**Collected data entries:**
● ● ● ● ●
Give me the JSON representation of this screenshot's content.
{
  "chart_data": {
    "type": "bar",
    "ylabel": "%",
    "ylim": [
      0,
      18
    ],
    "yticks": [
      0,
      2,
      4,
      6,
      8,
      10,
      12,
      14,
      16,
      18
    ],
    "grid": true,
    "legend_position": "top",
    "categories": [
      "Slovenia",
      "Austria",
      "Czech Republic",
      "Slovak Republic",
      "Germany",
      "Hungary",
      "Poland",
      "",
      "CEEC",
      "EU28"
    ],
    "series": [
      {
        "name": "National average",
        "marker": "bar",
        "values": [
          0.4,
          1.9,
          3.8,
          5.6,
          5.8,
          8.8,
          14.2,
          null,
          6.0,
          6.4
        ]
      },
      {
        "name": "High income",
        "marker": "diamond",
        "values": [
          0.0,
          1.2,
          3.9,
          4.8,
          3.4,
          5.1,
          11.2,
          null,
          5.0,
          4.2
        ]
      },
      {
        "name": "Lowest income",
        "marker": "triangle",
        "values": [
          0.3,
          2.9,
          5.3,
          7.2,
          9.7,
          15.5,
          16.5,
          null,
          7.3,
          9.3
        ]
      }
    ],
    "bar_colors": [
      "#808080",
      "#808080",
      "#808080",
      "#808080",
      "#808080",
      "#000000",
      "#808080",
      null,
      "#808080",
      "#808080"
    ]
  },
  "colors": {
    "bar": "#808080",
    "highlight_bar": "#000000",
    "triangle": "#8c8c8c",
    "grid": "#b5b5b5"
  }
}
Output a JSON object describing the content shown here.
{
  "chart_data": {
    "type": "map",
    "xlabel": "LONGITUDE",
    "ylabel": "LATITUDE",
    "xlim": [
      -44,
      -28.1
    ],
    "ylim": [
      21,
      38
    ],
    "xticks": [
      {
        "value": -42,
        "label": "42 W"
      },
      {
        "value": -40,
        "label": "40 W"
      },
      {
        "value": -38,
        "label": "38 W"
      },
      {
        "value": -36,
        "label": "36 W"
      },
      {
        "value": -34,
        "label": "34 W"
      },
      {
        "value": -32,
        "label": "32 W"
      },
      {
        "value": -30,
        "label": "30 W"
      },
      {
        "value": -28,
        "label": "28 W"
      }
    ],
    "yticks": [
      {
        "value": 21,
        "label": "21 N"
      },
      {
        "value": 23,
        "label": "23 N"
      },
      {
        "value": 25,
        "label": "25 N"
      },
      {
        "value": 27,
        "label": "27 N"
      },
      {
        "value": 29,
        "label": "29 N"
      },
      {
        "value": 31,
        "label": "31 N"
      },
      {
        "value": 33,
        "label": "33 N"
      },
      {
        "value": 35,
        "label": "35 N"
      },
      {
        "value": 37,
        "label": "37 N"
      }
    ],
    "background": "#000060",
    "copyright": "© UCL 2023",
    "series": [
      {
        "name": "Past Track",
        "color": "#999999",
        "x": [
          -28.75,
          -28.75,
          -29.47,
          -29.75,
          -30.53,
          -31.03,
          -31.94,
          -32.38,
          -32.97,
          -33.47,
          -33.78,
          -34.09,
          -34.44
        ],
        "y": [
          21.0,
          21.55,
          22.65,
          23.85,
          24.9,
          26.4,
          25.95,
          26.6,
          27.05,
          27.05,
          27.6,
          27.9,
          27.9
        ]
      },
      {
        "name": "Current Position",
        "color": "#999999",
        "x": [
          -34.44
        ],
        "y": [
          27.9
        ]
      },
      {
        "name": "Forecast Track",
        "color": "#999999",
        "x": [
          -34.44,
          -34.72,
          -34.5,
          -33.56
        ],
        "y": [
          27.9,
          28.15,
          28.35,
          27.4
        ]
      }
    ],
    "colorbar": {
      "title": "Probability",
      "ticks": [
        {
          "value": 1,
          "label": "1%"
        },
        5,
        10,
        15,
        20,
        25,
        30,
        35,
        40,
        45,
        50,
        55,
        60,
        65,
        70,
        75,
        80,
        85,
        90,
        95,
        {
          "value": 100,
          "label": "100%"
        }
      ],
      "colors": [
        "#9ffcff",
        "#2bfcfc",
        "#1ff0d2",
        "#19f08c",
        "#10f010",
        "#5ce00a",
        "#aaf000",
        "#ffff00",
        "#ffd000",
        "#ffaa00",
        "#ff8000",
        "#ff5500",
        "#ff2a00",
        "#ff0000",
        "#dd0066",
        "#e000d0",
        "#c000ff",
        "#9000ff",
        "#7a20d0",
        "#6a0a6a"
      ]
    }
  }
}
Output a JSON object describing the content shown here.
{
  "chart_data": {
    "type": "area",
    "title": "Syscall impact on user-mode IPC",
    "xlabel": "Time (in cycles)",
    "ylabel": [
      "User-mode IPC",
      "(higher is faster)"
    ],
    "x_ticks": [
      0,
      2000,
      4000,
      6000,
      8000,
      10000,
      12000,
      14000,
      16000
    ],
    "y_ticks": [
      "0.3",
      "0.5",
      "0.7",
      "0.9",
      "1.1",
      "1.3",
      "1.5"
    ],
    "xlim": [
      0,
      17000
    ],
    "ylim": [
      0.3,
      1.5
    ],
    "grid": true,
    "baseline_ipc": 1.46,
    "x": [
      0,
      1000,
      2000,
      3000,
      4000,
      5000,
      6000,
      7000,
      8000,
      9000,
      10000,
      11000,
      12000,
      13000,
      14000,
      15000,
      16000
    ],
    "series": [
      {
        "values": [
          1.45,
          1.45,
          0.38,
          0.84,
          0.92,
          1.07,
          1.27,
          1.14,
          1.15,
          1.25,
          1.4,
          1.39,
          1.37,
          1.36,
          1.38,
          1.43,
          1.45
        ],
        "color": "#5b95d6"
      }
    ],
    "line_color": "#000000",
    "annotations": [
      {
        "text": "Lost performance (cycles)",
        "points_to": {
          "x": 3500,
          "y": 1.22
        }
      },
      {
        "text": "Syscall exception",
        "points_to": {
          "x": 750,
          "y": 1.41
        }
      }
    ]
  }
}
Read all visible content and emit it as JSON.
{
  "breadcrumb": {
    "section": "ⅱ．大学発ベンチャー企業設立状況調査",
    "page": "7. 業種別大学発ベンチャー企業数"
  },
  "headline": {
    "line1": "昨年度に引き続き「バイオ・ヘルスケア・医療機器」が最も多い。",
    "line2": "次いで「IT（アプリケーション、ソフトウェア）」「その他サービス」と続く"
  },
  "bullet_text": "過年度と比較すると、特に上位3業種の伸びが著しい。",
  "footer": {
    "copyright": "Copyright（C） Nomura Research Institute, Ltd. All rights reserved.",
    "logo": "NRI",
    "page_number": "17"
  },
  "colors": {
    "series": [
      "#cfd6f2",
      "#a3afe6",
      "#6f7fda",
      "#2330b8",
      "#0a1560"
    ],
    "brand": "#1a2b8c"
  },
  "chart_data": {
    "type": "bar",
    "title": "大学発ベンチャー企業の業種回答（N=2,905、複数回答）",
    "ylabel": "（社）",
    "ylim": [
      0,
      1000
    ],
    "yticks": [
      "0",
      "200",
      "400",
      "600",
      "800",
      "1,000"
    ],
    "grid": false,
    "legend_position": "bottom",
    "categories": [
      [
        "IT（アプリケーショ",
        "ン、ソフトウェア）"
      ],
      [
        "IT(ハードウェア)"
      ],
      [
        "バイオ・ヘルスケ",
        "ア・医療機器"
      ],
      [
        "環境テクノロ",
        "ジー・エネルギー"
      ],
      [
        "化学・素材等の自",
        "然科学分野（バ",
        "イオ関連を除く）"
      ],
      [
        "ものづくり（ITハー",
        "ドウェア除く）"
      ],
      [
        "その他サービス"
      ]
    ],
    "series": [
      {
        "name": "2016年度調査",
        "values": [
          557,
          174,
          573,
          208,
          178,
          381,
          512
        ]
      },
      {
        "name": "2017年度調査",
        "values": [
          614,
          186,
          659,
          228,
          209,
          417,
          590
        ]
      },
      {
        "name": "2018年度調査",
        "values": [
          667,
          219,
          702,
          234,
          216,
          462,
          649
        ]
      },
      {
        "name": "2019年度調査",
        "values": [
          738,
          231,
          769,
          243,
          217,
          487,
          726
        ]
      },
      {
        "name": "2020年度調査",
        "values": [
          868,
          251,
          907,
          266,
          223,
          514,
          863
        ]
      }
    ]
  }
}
● ● ● ● ●
**PROBLEM TO SOLVE:**
From the records, copy every line that has the string "Track" in it.

**RESPONSE TO THE TASK:**
        "name": "Past Track",
        "name": "Forecast Track",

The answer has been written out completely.